# Start of Provided data

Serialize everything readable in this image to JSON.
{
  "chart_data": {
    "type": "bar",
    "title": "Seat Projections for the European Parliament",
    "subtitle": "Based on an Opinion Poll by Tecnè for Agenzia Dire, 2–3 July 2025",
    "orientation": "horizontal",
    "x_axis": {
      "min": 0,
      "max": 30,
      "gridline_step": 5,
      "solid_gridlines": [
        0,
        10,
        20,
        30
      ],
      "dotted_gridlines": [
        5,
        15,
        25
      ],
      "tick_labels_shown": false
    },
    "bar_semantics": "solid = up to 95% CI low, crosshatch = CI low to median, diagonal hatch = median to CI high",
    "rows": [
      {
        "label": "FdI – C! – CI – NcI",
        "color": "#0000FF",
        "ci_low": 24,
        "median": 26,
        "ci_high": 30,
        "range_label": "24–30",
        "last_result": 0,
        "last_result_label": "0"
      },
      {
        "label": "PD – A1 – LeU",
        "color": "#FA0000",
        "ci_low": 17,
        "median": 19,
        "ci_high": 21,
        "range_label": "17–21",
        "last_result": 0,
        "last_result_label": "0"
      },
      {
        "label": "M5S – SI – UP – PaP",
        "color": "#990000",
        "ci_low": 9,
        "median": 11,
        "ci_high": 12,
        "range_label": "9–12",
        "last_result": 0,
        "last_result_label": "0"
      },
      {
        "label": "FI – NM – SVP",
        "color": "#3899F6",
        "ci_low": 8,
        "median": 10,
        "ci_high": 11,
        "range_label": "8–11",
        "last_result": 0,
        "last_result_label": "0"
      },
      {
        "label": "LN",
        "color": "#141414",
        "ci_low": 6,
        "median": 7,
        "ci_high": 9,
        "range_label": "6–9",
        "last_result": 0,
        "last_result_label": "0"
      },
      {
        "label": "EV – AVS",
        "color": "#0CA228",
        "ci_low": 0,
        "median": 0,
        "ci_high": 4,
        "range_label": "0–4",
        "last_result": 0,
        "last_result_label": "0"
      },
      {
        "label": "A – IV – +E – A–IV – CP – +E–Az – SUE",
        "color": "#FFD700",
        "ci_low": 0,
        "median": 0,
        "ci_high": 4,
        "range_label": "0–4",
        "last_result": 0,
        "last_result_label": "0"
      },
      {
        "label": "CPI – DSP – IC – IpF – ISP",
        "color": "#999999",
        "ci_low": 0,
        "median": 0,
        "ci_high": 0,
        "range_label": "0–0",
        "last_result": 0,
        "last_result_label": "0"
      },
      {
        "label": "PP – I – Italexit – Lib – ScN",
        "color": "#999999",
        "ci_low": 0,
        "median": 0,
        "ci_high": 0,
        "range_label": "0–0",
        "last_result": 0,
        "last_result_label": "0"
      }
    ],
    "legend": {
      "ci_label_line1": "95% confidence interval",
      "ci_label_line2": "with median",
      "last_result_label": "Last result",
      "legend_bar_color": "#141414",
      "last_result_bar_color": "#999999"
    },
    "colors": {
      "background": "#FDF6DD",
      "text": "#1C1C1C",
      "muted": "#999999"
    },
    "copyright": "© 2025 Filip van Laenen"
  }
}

# End of Provided data

What you are asked to do:
Each record above should be restated word for word.

Reply:
Serialize everything readable in this image to JSON.
{
  "chart_data": {
    "type": "bar",
    "title": "Seat Projections for the European Parliament",
    "subtitle": "Based on an Opinion Poll by Tecnè for Agenzia Dire, 2–3 July 2025",
    "orientation": "horizontal",
    "x_axis": {
      "min": 0,
      "max": 30,
      "gridline_step": 5,
      "solid_gridlines": [
        0,
        10,
        20,
        30
      ],
      "dotted_gridlines": [
        5,
        15,
        25
      ],
      "tick_labels_shown": false
    },
    "bar_semantics": "solid = up to 95% CI low, crosshatch = CI low to median, diagonal hatch = median to CI high",
    "rows": [
      {
        "label": "FdI – C! – CI – NcI",
        "color": "#0000FF",
        "ci_low": 24,
        "median": 26,
        "ci_high": 30,
        "range_label": "24–30",
        "last_result": 0,
        "last_result_label": "0"
      },
      {
        "label": "PD – A1 – LeU",
        "color": "#FA0000",
        "ci_low": 17,
        "median": 19,
        "ci_high": 21,
        "range_label": "17–21",
        "last_result": 0,
        "last_result_label": "0"
      },
      {
        "label": "M5S – SI – UP – PaP",
        "color": "#990000",
        "ci_low": 9,
        "median": 11,
        "ci_high": 12,
        "range_label": "9–12",
        "last_result": 0,
        "last_result_label": "0"
      },
      {
        "label": "FI – NM – SVP",
        "color": "#3899F6",
        "ci_low": 8,
        "median": 10,
        "ci_high": 11,
        "range_label": "8–11",
        "last_result": 0,
        "last_result_label": "0"
      },
      {
        "label": "LN",
        "color": "#141414",
        "ci_low": 6,
        "median": 7,
        "ci_high": 9,
        "range_label": "6–9",
        "last_result": 0,
        "last_result_label": "0"
      },
      {
        "label": "EV – AVS",
        "color": "#0CA228",
        "ci_low": 0,
        "median": 0,
        "ci_high": 4,
        "range_label": "0–4",
        "last_result": 0,
        "last_result_label": "0"
      },
      {
        "label": "A – IV – +E – A–IV – CP – +E–Az – SUE",
        "color": "#FFD700",
        "ci_low": 0,
        "median": 0,
        "ci_high": 4,
        "range_label": "0–4",
        "last_result": 0,
        "last_result_label": "0"
      },
      {
        "label": "CPI – DSP – IC – IpF – ISP",
        "color": "#999999",
        "ci_low": 0,
        "median": 0,
        "ci_high": 0,
        "range_label": "0–0",
        "last_result": 0,
        "last_result_label": "0"
      },
      {
        "label": "PP – I – Italexit – Lib – ScN",
        "color": "#999999",
        "ci_low": 0,
        "median": 0,
        "ci_high": 0,
        "range_label": "0–0",
        "last_result": 0,
        "last_result_label": "0"
      }
    ],
    "legend": {
      "ci_label_line1": "95% confidence interval",
      "ci_label_line2": "with median",
      "last_result_label": "Last result",
      "legend_bar_color": "#141414",
      "last_result_bar_color": "#999999"
    },
    "colors": {
      "background": "#FDF6DD",
      "text": "#1C1C1C",
      "muted": "#999999"
    },
    "copyright": "© 2025 Filip van Laenen"
  }
}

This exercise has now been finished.